- _PROBLEM TO WORK ON_
Repeat the whole of the data, keeping every detail the same.

Records from a collection of figures:
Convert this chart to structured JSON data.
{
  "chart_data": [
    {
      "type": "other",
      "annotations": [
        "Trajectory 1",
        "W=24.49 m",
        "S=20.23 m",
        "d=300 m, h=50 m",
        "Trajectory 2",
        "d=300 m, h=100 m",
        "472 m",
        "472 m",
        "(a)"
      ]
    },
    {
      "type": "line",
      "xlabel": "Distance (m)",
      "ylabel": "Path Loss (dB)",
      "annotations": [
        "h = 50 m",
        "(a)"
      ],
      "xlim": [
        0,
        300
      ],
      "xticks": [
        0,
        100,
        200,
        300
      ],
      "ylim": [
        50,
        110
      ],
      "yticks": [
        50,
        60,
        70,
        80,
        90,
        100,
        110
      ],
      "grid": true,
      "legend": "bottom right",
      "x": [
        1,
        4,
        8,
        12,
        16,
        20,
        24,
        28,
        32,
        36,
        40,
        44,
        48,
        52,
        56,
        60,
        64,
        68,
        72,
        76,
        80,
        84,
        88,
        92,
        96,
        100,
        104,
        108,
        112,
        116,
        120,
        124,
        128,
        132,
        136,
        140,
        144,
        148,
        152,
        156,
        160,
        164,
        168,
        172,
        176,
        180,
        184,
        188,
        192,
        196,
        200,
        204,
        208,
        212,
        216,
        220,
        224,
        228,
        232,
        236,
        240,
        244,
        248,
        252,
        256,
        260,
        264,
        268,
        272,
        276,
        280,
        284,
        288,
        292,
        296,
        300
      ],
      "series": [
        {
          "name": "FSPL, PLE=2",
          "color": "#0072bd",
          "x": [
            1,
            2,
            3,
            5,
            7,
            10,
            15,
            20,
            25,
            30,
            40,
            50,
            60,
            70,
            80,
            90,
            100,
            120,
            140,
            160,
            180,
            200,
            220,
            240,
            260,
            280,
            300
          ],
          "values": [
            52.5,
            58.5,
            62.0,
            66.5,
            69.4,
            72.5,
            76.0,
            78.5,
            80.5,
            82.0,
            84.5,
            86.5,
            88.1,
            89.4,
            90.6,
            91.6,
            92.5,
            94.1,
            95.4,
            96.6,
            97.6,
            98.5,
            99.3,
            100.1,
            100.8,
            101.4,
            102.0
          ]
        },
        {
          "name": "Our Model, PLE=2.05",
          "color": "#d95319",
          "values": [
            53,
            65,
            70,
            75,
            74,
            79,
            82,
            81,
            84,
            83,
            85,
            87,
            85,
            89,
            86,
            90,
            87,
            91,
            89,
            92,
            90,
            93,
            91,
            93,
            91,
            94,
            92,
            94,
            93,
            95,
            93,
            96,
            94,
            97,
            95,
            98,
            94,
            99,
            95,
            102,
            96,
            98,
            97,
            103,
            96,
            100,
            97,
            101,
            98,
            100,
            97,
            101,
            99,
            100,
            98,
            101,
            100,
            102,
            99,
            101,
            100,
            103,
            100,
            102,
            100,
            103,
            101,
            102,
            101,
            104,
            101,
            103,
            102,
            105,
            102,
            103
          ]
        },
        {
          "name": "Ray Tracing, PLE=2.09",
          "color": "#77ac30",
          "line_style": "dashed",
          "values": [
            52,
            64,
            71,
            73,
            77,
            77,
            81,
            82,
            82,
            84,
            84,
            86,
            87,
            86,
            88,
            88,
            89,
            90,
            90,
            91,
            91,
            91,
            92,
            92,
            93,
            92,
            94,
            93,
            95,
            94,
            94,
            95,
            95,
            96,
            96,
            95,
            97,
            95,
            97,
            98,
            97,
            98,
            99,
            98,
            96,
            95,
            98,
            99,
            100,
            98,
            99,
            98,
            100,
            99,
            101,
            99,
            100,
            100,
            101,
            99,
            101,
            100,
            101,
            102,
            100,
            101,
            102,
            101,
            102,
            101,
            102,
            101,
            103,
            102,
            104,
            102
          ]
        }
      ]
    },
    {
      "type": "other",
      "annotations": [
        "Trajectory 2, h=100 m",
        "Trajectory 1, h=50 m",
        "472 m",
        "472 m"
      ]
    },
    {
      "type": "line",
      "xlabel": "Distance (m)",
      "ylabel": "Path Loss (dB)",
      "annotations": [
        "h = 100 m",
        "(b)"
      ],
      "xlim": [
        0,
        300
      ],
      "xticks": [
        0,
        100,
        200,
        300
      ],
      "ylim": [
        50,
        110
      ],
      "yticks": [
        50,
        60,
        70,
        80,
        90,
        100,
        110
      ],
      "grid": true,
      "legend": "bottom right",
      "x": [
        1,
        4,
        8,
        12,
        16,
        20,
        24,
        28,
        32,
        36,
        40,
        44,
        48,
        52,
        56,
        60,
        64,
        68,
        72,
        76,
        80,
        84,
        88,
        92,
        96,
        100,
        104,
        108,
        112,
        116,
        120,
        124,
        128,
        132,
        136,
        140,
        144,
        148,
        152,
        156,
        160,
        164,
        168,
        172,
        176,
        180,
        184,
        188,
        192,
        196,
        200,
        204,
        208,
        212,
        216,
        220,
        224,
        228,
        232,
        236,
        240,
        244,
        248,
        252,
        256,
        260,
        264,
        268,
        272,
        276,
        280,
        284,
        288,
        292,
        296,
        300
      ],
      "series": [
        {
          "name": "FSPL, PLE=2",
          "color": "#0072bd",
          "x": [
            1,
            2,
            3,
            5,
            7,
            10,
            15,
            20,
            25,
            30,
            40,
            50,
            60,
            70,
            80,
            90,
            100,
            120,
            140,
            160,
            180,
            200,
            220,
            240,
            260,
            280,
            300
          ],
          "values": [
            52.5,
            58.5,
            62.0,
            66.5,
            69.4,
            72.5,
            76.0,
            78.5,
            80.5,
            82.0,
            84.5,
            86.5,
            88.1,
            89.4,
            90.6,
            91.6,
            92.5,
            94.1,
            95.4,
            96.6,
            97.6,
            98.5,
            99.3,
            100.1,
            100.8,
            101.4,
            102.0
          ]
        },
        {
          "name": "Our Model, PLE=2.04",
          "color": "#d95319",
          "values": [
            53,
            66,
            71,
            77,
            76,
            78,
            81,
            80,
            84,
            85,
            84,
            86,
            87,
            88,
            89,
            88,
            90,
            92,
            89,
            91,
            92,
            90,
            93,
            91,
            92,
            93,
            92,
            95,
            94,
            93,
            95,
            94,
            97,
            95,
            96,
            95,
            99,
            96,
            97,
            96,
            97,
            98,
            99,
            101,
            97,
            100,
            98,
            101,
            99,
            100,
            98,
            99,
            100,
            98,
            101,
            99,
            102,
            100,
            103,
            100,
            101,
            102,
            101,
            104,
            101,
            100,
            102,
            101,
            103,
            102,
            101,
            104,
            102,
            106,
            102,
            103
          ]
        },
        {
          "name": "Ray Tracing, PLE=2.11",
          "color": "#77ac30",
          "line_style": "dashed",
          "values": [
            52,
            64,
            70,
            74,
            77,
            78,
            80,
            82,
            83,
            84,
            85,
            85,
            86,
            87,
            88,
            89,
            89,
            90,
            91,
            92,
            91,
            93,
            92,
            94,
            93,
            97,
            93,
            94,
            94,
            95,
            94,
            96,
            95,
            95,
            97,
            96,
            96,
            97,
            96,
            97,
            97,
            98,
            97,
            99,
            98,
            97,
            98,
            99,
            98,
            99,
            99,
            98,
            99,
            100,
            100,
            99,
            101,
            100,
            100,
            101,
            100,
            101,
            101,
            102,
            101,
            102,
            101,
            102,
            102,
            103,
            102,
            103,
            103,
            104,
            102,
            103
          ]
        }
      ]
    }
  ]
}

- _RESPONSE TO THIS EXERCISE_
Convert this chart to structured JSON data.
{
  "chart_data": [
    {
      "type": "other",
      "annotations": [
        "Trajectory 1",
        "W=24.49 m",
        "S=20.23 m",
        "d=300 m, h=50 m",
        "Trajectory 2",
        "d=300 m, h=100 m",
        "472 m",
        "472 m",
        "(a)"
      ]
    },
    {
      "type": "line",
      "xlabel": "Distance (m)",
      "ylabel": "Path Loss (dB)",
      "annotations": [
        "h = 50 m",
        "(a)"
      ],
      "xlim": [
        0,
        300
      ],
      "xticks": [
        0,
        100,
        200,
        300
      ],
      "ylim": [
        50,
        110
      ],
      "yticks": [
        50,
        60,
        70,
        80,
        90,
        100,
        110
      ],
      "grid": true,
      "legend": "bottom right",
      "x": [
        1,
        4,
        8,
        12,
        16,
        20,
        24,
        28,
        32,
        36,
        40,
        44,
        48,
        52,
        56,
        60,
        64,
        68,
        72,
        76,
        80,
        84,
        88,
        92,
        96,
        100,
        104,
        108,
        112,
        116,
        120,
        124,
        128,
        132,
        136,
        140,
        144,
        148,
        152,
        156,
        160,
        164,
        168,
        172,
        176,
        180,
        184,
        188,
        192,
        196,
        200,
        204,
        208,
        212,
        216,
        220,
        224,
        228,
        232,
        236,
        240,
        244,
        248,
        252,
        256,
        260,
        264,
        268,
        272,
        276,
        280,
        284,
        288,
        292,
        296,
        300
      ],
      "series": [
        {
          "name": "FSPL, PLE=2",
          "color": "#0072bd",
          "x": [
            1,
            2,
            3,
            5,
            7,
            10,
            15,
            20,
            25,
            30,
            40,
            50,
            60,
            70,
            80,
            90,
            100,
            120,
            140,
            160,
            180,
            200,
            220,
            240,
            260,
            280,
            300
          ],
          "values": [
            52.5,
            58.5,
            62.0,
            66.5,
            69.4,
            72.5,
            76.0,
            78.5,
            80.5,
            82.0,
            84.5,
            86.5,
            88.1,
            89.4,
            90.6,
            91.6,
            92.5,
            94.1,
            95.4,
            96.6,
            97.6,
            98.5,
            99.3,
            100.1,
            100.8,
            101.4,
            102.0
          ]
        },
        {
          "name": "Our Model, PLE=2.05",
          "color": "#d95319",
          "values": [
            53,
            65,
            70,
            75,
            74,
            79,
            82,
            81,
            84,
            83,
            85,
            87,
            85,
            89,
            86,
            90,
            87,
            91,
            89,
            92,
            90,
            93,
            91,
            93,
            91,
            94,
            92,
            94,
            93,
            95,
            93,
            96,
            94,
            97,
            95,
            98,
            94,
            99,
            95,
            102,
            96,
            98,
            97,
            103,
            96,
            100,
            97,
            101,
            98,
            100,
            97,
            101,
            99,
            100,
            98,
            101,
            100,
            102,
            99,
            101,
            100,
            103,
            100,
            102,
            100,
            103,
            101,
            102,
            101,
            104,
            101,
            103,
            102,
            105,
            102,
            103
          ]
        },
        {
          "name": "Ray Tracing, PLE=2.09",
          "color": "#77ac30",
          "line_style": "dashed",
          "values": [
            52,
            64,
            71,
            73,
            77,
            77,
            81,
            82,
            82,
            84,
            84,
            86,
            87,
            86,
            88,
            88,
            89,
            90,
            90,
            91,
            91,
            91,
            92,
            92,
            93,
            92,
            94,
            93,
            95,
            94,
            94,
            95,
            95,
            96,
            96,
            95,
            97,
            95,
            97,
            98,
            97,
            98,
            99,
            98,
            96,
            95,
            98,
            99,
            100,
            98,
            99,
            98,
            100,
            99,
            101,
            99,
            100,
            100,
            101,
            99,
            101,
            100,
            101,
            102,
            100,
            101,
            102,
            101,
            102,
            101,
            102,
            101,
            103,
            102,
            104,
            102
          ]
        }
      ]
    },
    {
      "type": "other",
      "annotations": [
        "Trajectory 2, h=100 m",
        "Trajectory 1, h=50 m",
        "472 m",
        "472 m"
      ]
    },
    {
      "type": "line",
      "xlabel": "Distance (m)",
      "ylabel": "Path Loss (dB)",
      "annotations": [
        "h = 100 m",
        "(b)"
      ],
      "xlim": [
        0,
        300
      ],
      "xticks": [
        0,
        100,
        200,
        300
      ],
      "ylim": [
        50,
        110
      ],
      "yticks": [
        50,
        60,
        70,
        80,
        90,
        100,
        110
      ],
      "grid": true,
      "legend": "bottom right",
      "x": [
        1,
        4,
        8,
        12,
        16,
        20,
        24,
        28,
        32,
        36,
        40,
        44,
        48,
        52,
        56,
        60,
        64,
        68,
        72,
        76,
        80,
        84,
        88,
        92,
        96,
        100,
        104,
        108,
        112,
        116,
        120,
        124,
        128,
        132,
        136,
        140,
        144,
        148,
        152,
        156,
        160,
        164,
        168,
        172,
        176,
        180,
        184,
        188,
        192,
        196,
        200,
        204,
        208,
        212,
        216,
        220,
        224,
        228,
        232,
        236,
        240,
        244,
        248,
        252,
        256,
        260,
        264,
        268,
        272,
        276,
        280,
        284,
        288,
        292,
        296,
        300
      ],
      "series": [
        {
          "name": "FSPL, PLE=2",
          "color": "#0072bd",
          "x": [
            1,
            2,
            3,
            5,
            7,
            10,
            15,
            20,
            25,
            30,
            40,
            50,
            60,
            70,
            80,
            90,
            100,
            120,
            140,
            160,
            180,
            200,
            220,
            240,
            260,
            280,
            300
          ],
          "values": [
            52.5,
            58.5,
            62.0,
            66.5,
            69.4,
            72.5,
            76.0,
            78.5,
            80.5,
            82.0,
            84.5,
            86.5,
            88.1,
            89.4,
            90.6,
            91.6,
            92.5,
            94.1,
            95.4,
            96.6,
            97.6,
            98.5,
            99.3,
            100.1,
            100.8,
            101.4,
            102.0
          ]
        },
        {
          "name": "Our Model, PLE=2.04",
          "color": "#d95319",
          "values": [
            53,
            66,
            71,
            77,
            76,
            78,
            81,
            80,
            84,
            85,
            84,
            86,
            87,
            88,
            89,
            88,
            90,
            92,
            89,
            91,
            92,
            90,
            93,
            91,
            92,
            93,
            92,
            95,
            94,
            93,
            95,
            94,
            97,
            95,
            96,
            95,
            99,
            96,
            97,
            96,
            97,
            98,
            99,
            101,
            97,
            100,
            98,
            101,
            99,
            100,
            98,
            99,
            100,
            98,
            101,
            99,
            102,
            100,
            103,
            100,
            101,
            102,
            101,
            104,
            101,
            100,
            102,
            101,
            103,
            102,
            101,
            104,
            102,
            106,
            102,
            103
          ]
        },
        {
          "name": "Ray Tracing, PLE=2.11",
          "color": "#77ac30",
          "line_style": "dashed",
          "values": [
            52,
            64,
            70,
            74,
            77,
            78,
            80,
            82,
            83,
            84,
            85,
            85,
            86,
            87,
            88,
            89,
            89,
            90,
            91,
            92,
            91,
            93,
            92,
            94,
            93,
            97,
            93,
            94,
            94,
            95,
            94,
            96,
            95,
            95,
            97,
            96,
            96,
            97,
            96,
            97,
            97,
            98,
            97,
            99,
            98,
            97,
            98,
            99,
            98,
            99,
            99,
            98,
            99,
            100,
            100,
            99,
            101,
            100,
            100,
            101,
            100,
            101,
            101,
            102,
            101,
            102,
            101,
            102,
            102,
            103,
            102,
            103,
            103,
            104,
            102,
            103
          ]
        }
      ]
    }
  ]
}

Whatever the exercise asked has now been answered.